[Opening Extract provided section]

Yes, you read that correctly: professional paradise. It’s not an oxymoron, and it’s not an actual place to work. It’s a mindset that drives positive actions that lead to positive outcomes. In SHIFT to Professional Paradise: 5 Steps to Less Stress, More Energy & Remarkable Results at Work, I share the positive by-products of focusing on the personal benefits of engagement. Engaged employees have more positive connections with others, inside and outside of work. They experience better health, more energy and sleep better at night. They are more appreciative and feel connected to the meaning in their job.
That’s the conversation you want to have. At the survey results meeting (or any staff meeting) ask employees to write down what makes them feel satisfied, energized, and productive (my definition of engagement) at work. Then ask them to write down the benefits to themselves when they feel that way. You don’t have to call it “engagement.” Use whatever terminology makes sense to you.
As human beings, we are wired to care about ourselves. It’s an issue of survival. So, create some magic in the way you talk (or don’t talk) about employee engagement. Instead, focus on engagement because you genuinely care about the members of the team and want them to feel the joy that engagement brings.
There’s Magic in Sharing Responsibility for EngagementAnother mistake leaders make is taking full responsibility for their teams’ engagement. Many employees and managers are under the misconception that leaders alone can engage others. That’s not true. Dr. Zinta Byrne, in her book Understanding Employee Engagement: Theory, Research & Practice, defines engagement as a “state of motivation wherein one is psychologically present and psychophysiologically aroused.” We know that motivation comes from within, so that automatically implies shared responsibility for engagement.
Organizations that support engagement at a strategic level make it part of their strategic plan. They live the mission and values, ensure a safe environment, and provide fair compensation and benefits. They also communicate openly and provide opportunities for growth and development. When these foundational elements are in place, leaders and individuals can do their part.
Leaders who work to create a positive workplace culture that enables employees to connect directly with what makes them feel satisfied, energized, and productive embrace employee engagement as a key element of their jobs. They create individualized connections with team members. Another role of engaging leaders and talent development professionals is to remove obstacles and roadblocks and celebrate wins and successes. Leaders support the team as they deal with the uncertainty and frustration of working in healthcare today. Finally, leaders need to measure and monitor engagement more often than the annual survey.
The real key to engagement is creating an environment where individuals feel empowered to take responsibility at a personal level. Employees who manage their mindset around their role in engagement find that paradise is within their reach. They work to shrink their own challenges and grow their connection to internal motivators. I’m not suggesting that there won’t be bad days at work, however, I am suggesting that engaged healthcare employees are more resilient and have the ability to bounce back quickly. Finally, engaged employees own their own engagement. They are in the driver’s seat and love the fact that they have the power to create their own professional paradise.

[Closing Extract provided section]
[Opening Records supplied section]

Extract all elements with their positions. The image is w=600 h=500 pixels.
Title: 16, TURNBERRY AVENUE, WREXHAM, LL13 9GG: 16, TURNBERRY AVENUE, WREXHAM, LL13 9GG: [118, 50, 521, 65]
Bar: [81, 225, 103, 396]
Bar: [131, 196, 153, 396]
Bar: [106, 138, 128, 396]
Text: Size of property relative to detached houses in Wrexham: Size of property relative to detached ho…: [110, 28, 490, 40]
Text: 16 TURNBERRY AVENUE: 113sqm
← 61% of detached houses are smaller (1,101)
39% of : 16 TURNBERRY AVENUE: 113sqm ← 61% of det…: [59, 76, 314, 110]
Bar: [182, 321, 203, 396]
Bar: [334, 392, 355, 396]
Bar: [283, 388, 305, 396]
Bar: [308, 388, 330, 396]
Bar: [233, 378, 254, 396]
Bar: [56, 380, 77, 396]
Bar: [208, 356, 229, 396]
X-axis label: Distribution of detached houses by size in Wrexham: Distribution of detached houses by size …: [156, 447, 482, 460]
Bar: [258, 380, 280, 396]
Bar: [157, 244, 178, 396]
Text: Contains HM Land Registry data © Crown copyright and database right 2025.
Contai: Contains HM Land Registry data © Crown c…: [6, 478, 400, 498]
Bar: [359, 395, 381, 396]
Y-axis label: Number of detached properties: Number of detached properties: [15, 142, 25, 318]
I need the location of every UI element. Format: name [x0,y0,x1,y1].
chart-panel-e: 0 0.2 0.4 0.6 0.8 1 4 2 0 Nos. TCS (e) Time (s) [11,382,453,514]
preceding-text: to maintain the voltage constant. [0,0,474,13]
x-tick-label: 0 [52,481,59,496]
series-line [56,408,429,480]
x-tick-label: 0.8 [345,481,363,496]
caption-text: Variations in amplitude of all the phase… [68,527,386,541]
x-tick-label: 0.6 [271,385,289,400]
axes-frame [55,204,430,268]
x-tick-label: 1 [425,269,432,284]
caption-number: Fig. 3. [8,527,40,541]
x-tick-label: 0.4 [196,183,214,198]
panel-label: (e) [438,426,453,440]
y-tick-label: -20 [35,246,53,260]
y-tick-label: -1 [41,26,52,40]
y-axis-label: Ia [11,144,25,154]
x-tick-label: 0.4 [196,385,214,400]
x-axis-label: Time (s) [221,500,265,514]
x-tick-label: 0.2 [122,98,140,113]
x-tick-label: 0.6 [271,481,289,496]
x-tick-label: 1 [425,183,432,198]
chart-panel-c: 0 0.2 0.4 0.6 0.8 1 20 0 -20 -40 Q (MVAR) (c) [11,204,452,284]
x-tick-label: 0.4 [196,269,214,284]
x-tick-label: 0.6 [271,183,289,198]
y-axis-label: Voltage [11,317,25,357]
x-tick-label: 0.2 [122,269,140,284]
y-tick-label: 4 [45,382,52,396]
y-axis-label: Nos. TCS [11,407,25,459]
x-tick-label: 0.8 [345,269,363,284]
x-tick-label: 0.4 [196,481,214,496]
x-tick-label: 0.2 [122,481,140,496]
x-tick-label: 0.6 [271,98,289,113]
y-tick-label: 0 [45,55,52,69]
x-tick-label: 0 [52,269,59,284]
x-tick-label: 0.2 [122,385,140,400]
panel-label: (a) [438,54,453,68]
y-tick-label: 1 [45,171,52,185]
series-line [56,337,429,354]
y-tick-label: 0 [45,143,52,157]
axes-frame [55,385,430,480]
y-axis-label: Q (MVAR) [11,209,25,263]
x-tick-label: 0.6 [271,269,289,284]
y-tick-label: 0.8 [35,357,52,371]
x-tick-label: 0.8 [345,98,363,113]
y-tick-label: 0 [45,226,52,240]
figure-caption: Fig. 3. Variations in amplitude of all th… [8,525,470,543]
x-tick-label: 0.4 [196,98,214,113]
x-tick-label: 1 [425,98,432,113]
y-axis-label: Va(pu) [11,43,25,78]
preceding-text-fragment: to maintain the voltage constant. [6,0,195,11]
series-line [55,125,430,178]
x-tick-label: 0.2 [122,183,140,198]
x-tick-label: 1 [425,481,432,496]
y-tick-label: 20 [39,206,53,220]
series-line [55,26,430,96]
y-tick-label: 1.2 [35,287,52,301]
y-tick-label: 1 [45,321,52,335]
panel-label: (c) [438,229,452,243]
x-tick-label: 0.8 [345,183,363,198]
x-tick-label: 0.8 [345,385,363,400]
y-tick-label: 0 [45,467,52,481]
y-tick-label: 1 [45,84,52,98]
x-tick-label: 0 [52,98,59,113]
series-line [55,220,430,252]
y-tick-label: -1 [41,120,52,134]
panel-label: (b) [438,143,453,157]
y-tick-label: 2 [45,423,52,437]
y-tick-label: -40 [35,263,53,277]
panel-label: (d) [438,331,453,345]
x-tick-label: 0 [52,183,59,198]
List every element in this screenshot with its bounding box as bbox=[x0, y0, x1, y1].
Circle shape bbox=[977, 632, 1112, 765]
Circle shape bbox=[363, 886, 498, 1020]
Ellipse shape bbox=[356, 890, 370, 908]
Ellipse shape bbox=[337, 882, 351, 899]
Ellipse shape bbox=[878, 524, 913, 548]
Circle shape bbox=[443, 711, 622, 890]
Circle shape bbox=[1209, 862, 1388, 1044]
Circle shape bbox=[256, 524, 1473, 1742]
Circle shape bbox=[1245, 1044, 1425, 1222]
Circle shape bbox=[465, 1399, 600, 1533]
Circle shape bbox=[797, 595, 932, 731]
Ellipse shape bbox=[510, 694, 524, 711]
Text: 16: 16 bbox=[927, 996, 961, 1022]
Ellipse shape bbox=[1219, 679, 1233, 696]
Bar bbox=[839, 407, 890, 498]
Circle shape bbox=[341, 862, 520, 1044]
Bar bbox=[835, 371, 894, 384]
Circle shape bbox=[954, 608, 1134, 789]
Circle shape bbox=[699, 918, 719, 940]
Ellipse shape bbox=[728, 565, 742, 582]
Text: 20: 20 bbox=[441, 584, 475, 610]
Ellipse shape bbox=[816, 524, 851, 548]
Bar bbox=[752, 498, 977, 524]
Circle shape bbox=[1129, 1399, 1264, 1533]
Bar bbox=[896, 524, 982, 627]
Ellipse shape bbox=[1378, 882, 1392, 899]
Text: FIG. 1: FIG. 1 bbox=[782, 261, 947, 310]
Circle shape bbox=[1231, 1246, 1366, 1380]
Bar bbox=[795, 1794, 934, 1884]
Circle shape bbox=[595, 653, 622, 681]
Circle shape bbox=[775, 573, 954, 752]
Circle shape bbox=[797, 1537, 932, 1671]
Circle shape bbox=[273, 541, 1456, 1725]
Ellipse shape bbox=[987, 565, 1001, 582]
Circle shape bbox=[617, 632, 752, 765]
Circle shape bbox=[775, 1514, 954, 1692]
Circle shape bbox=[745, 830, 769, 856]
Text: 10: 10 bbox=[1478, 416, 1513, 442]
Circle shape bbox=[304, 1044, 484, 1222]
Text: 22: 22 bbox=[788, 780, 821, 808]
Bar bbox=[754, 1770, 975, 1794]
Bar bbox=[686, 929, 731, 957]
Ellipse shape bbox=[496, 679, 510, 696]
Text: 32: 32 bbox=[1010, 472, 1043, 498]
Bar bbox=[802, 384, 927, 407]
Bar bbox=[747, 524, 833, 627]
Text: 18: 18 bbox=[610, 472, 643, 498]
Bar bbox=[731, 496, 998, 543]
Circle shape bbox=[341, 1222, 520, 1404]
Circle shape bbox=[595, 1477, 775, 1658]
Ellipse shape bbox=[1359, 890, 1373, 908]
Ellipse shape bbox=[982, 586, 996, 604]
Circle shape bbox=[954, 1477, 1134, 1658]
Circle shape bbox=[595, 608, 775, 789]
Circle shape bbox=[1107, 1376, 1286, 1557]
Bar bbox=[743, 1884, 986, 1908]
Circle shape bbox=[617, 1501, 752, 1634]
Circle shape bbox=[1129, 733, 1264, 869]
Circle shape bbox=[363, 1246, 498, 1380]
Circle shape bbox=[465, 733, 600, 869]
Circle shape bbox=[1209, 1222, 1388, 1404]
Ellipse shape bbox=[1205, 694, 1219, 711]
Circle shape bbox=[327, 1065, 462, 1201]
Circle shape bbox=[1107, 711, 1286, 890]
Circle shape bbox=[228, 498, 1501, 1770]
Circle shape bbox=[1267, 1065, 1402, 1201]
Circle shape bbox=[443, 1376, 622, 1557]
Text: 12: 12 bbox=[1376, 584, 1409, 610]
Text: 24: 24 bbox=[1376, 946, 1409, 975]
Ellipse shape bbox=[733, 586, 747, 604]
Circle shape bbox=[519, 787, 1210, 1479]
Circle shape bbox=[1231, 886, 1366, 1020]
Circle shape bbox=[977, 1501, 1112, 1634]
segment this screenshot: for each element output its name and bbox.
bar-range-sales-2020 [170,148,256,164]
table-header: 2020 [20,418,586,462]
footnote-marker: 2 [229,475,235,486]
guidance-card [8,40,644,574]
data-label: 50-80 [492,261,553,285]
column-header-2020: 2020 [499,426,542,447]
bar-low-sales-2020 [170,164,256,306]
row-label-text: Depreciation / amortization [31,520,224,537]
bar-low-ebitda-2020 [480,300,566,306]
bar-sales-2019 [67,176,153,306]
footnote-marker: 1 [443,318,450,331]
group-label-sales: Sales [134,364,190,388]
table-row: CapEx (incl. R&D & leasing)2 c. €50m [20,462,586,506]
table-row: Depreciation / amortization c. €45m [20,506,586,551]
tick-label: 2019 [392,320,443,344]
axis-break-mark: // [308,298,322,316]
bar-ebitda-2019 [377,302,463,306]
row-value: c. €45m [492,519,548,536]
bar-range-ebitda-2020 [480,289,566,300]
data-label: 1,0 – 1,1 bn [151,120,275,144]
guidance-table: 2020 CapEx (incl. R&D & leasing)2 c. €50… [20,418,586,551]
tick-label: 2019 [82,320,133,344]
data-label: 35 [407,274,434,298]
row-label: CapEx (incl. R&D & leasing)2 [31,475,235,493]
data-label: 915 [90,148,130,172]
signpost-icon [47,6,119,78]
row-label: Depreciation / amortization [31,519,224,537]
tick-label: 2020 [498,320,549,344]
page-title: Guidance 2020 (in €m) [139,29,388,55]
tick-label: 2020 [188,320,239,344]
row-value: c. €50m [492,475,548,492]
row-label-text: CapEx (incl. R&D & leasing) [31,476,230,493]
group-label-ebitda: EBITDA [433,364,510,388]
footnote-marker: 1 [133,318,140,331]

[Closing Records supplied section]

Exercise details: In the excerpt on employee engagement, rewrite the part that begins with the words "As human beings, we" and ends with "that engagement brings.", replacing "human beings" with "people".

Completed task:
As people, we are wired to care about ourselves. It’s an issue of survival. So, create some magic in the way you talk (or don’t talk) about employee engagement. Instead, focus on engagement because you genuinely care about the members of the team and want them to feel the joy that engagement brings.